Task to carry out: Write out the listing beneath this instruction in its entirety, exactly as it reads.

_ _ _

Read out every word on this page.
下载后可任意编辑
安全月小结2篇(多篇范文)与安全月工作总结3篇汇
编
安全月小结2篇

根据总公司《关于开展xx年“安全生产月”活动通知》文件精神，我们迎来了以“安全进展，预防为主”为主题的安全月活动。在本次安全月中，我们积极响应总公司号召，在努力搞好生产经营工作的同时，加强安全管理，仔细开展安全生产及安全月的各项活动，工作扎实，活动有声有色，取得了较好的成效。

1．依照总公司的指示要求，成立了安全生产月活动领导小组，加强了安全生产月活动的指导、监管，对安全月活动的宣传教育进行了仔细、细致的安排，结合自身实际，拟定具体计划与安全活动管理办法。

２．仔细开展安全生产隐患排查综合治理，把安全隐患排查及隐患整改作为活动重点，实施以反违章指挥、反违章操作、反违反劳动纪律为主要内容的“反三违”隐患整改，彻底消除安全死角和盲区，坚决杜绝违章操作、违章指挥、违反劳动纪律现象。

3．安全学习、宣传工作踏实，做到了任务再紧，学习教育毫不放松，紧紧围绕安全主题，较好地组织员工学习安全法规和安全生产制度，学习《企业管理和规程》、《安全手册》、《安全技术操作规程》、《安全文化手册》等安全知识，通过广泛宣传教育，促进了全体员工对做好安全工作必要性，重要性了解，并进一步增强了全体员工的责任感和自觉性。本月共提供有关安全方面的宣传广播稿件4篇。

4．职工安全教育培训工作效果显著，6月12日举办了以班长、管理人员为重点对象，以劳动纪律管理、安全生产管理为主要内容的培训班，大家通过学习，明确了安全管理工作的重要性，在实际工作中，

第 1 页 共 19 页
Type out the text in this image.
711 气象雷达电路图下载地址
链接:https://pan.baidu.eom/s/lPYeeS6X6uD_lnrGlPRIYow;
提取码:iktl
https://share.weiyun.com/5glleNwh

_ _ _

Output below:
Read out every word on this page.
下载后可任意编辑
安全月小结2篇(多篇范文)与安全月工作总结3篇汇
编
安全月小结2篇

根据总公司《关于开展xx年“安全生产月”活动通知》文件精神，我们迎来了以“安全进展，预防为主”为主题的安全月活动。在本次安全月中，我们积极响应总公司号召，在努力搞好生产经营工作的同时，加强安全管理，仔细开展安全生产及安全月的各项活动，工作扎实，活动有声有色，取得了较好的成效。

1．依照总公司的指示要求，成立了安全生产月活动领导小组，加强了安全生产月活动的指导、监管，对安全月活动的宣传教育进行了仔细、细致的安排，结合自身实际，拟定具体计划与安全活动管理办法。

２．仔细开展安全生产隐患排查综合治理，把安全隐患排查及隐患整改作为活动重点，实施以反违章指挥、反违章操作、反违反劳动纪律为主要内容的“反三违”隐患整改，彻底消除安全死角和盲区，坚决杜绝违章操作、违章指挥、违反劳动纪律现象。

3．安全学习、宣传工作踏实，做到了任务再紧，学习教育毫不放松，紧紧围绕安全主题，较好地组织员工学习安全法规和安全生产制度，学习《企业管理和规程》、《安全手册》、《安全技术操作规程》、《安全文化手册》等安全知识，通过广泛宣传教育，促进了全体员工对做好安全工作必要性，重要性了解，并进一步增强了全体员工的责任感和自觉性。本月共提供有关安全方面的宣传广播稿件4篇。

4．职工安全教育培训工作效果显著，6月12日举办了以班长、管理人员为重点对象，以劳动纪律管理、安全生产管理为主要内容的培训班，大家通过学习，明确了安全管理工作的重要性，在实际工作中，

第 1 页 共 19 页
Type out the text in this image.
711 气象雷达电路图下载地址
链接:https://pan.baidu.eom/s/lPYeeS6X6uD_lnrGlPRIYow;
提取码:iktl
https://share.weiyun.com/5glleNwh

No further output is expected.